Dataset entries

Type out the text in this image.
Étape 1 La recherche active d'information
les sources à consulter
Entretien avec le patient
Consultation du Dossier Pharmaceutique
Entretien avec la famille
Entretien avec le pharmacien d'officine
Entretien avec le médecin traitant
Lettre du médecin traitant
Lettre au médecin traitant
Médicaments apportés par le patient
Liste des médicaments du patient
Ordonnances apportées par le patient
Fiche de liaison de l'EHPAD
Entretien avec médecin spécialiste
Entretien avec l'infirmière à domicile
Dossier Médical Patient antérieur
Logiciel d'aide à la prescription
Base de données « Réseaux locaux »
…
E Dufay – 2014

> [GIVEN PROBLEM] Return every line containing "Entretien".

> [CORRECT RESULT]
Entretien avec le patient
Entretien avec la famille
Entretien avec le pharmacien d'officine
Entretien avec le médecin traitant
Entretien avec médecin spécialiste
Entretien avec l'infirmière à domicile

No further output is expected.